WHAT TO WORK ON
Search the data for the string "andel" and gather each line it is in.

DATA SUPPLIED
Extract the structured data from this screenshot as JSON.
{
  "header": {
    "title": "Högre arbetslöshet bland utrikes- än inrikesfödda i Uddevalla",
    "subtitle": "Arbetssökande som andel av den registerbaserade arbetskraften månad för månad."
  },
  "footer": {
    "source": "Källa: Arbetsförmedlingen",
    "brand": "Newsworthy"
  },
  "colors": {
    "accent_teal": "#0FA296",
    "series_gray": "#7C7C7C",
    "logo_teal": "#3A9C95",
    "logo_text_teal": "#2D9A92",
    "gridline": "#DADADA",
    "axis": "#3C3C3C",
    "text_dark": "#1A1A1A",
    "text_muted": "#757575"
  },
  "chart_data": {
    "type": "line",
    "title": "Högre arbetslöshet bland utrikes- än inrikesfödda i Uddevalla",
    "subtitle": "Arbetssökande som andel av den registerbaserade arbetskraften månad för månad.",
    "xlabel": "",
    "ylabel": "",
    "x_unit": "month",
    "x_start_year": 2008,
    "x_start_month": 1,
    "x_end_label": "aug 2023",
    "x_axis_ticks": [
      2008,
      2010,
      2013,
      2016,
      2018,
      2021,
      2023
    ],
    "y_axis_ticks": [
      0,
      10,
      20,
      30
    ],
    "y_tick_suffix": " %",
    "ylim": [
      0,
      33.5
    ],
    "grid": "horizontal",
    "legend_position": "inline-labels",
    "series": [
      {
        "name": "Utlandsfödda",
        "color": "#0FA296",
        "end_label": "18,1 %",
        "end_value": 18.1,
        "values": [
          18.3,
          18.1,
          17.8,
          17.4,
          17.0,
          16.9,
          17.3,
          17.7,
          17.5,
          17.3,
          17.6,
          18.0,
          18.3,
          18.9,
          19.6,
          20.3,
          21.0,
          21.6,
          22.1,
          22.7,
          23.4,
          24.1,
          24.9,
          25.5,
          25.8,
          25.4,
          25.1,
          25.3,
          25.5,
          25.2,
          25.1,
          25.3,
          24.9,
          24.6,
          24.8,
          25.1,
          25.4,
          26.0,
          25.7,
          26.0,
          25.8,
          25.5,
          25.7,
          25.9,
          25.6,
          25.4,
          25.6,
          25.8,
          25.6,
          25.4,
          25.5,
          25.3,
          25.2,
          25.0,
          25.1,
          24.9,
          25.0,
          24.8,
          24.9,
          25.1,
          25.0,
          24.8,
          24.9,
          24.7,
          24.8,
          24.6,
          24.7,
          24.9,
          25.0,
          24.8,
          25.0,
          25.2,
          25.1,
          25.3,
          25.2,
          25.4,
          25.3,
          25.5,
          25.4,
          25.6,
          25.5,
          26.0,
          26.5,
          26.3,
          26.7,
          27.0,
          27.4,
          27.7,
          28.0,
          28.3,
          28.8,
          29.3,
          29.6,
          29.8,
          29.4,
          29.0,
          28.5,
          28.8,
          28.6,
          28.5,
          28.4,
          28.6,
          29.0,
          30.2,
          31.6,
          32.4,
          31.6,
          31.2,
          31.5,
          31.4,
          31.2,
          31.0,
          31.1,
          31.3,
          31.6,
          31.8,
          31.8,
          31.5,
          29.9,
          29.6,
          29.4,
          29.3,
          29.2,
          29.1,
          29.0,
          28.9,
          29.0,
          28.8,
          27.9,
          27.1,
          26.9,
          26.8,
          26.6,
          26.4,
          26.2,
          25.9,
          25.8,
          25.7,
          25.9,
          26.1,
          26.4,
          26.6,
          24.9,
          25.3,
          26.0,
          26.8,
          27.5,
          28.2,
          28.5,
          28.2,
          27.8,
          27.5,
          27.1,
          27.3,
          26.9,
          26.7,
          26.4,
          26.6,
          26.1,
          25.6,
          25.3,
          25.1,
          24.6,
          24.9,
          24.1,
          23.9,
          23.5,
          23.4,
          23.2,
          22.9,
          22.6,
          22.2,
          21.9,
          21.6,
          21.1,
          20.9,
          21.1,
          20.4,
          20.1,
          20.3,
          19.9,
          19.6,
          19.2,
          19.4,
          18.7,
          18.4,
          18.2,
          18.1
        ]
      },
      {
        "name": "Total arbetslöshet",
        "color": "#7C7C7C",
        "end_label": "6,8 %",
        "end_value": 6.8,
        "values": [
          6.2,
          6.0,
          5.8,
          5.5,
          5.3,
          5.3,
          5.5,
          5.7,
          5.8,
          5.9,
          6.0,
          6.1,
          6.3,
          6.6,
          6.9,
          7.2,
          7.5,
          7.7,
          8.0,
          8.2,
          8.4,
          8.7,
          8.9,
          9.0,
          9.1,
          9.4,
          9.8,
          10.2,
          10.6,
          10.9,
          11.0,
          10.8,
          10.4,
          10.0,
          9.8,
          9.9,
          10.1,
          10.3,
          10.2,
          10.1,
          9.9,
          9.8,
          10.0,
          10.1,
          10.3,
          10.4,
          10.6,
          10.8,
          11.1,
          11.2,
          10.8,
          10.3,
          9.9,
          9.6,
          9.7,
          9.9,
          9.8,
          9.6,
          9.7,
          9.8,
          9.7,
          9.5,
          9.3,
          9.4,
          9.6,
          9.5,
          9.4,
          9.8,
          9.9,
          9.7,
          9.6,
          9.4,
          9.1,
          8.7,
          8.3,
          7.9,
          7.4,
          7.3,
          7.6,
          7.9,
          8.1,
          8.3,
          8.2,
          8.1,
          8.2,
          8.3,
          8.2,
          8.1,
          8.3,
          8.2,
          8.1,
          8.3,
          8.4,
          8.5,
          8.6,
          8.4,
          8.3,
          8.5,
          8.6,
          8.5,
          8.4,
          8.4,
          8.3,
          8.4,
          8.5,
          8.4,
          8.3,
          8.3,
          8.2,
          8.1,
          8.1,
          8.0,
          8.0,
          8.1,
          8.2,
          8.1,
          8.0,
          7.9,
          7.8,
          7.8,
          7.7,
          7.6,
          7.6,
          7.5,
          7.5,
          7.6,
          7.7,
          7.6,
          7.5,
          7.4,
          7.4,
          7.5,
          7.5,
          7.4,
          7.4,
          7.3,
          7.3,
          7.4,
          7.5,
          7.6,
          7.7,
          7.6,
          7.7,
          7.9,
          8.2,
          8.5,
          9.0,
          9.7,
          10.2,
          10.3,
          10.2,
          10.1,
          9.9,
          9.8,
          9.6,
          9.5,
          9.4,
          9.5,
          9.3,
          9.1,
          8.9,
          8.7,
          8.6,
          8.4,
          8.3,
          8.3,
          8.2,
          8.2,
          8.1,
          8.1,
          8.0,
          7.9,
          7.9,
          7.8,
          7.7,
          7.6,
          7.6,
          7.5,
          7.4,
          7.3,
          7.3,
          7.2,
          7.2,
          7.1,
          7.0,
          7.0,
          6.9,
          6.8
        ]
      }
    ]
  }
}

==

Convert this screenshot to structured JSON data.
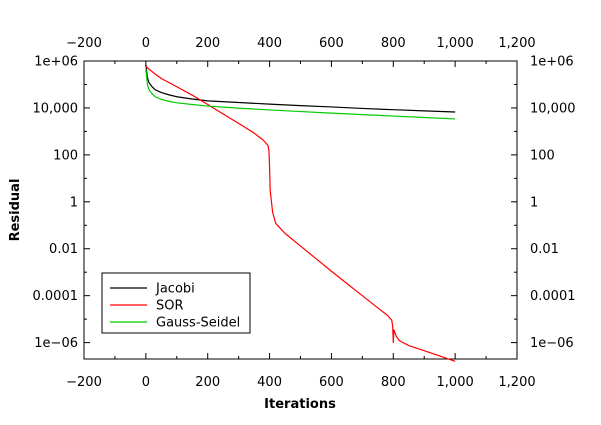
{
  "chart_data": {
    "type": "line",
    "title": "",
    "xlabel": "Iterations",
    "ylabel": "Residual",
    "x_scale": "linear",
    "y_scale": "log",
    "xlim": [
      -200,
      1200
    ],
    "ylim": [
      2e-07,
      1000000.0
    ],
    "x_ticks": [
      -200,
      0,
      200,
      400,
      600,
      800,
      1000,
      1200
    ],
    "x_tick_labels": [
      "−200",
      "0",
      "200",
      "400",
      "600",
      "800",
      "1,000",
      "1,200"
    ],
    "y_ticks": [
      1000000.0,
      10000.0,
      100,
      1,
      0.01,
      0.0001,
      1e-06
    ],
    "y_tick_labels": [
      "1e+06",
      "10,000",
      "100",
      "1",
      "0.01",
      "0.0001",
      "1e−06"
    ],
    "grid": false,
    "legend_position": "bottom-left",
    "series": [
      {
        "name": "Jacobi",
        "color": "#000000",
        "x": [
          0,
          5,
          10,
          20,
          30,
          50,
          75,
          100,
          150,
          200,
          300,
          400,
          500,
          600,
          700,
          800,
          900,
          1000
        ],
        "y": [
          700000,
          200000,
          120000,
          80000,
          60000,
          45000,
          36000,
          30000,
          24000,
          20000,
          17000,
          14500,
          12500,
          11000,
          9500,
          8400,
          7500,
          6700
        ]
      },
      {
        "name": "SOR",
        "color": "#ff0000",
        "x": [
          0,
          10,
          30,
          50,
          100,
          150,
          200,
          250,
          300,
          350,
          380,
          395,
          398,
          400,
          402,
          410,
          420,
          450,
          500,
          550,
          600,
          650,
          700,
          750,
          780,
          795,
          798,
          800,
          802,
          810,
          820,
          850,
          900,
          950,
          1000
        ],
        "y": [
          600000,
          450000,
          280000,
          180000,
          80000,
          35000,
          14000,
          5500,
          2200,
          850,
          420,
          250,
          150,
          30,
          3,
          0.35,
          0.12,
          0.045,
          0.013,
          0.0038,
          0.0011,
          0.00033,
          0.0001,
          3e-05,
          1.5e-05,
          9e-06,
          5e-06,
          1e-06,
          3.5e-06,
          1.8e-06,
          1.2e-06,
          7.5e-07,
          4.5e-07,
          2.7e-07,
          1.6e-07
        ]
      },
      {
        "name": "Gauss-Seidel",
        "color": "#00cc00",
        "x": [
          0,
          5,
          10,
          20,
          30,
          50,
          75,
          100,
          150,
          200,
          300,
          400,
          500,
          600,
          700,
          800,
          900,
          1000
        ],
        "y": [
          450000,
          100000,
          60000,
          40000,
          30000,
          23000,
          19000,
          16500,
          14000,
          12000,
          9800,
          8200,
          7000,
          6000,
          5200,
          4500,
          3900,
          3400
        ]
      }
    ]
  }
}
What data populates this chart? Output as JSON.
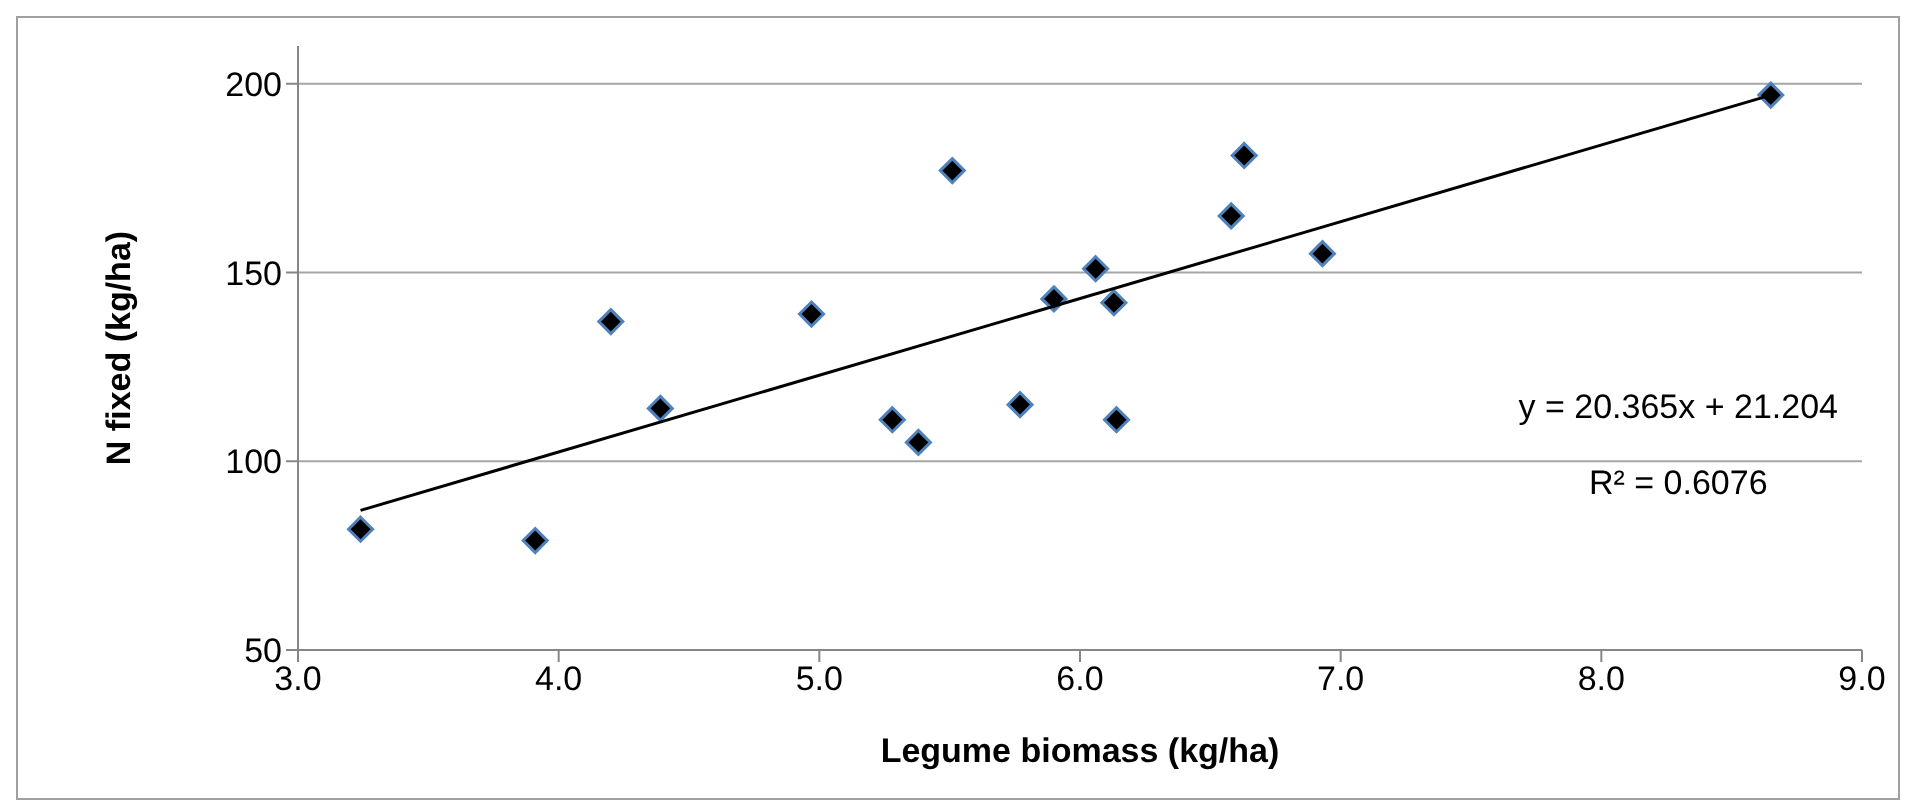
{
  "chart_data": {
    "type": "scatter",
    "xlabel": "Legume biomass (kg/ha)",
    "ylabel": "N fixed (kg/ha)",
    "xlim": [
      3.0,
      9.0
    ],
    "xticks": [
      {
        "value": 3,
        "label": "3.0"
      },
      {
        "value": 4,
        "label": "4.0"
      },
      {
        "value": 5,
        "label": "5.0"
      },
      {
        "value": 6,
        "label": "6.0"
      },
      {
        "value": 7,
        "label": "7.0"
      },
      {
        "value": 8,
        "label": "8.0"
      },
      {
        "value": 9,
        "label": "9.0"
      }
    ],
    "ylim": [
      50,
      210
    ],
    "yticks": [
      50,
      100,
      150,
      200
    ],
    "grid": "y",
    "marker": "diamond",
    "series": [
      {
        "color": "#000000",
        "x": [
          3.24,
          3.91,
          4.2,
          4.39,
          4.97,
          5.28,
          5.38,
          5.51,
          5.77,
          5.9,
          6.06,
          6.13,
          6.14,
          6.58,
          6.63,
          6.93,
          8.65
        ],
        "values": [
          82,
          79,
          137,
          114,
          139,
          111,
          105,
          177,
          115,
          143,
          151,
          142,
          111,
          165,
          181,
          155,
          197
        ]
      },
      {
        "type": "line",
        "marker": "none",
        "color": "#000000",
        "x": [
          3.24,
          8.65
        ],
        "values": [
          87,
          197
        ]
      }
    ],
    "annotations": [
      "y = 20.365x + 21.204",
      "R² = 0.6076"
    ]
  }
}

ANSWER IN FULL
    "subtitle": "Arbetssökande som andel av den registerbaserade arbetskraften månad för månad."
    "subtitle": "Arbetssökande som andel av den registerbaserade arbetskraften månad för månad.",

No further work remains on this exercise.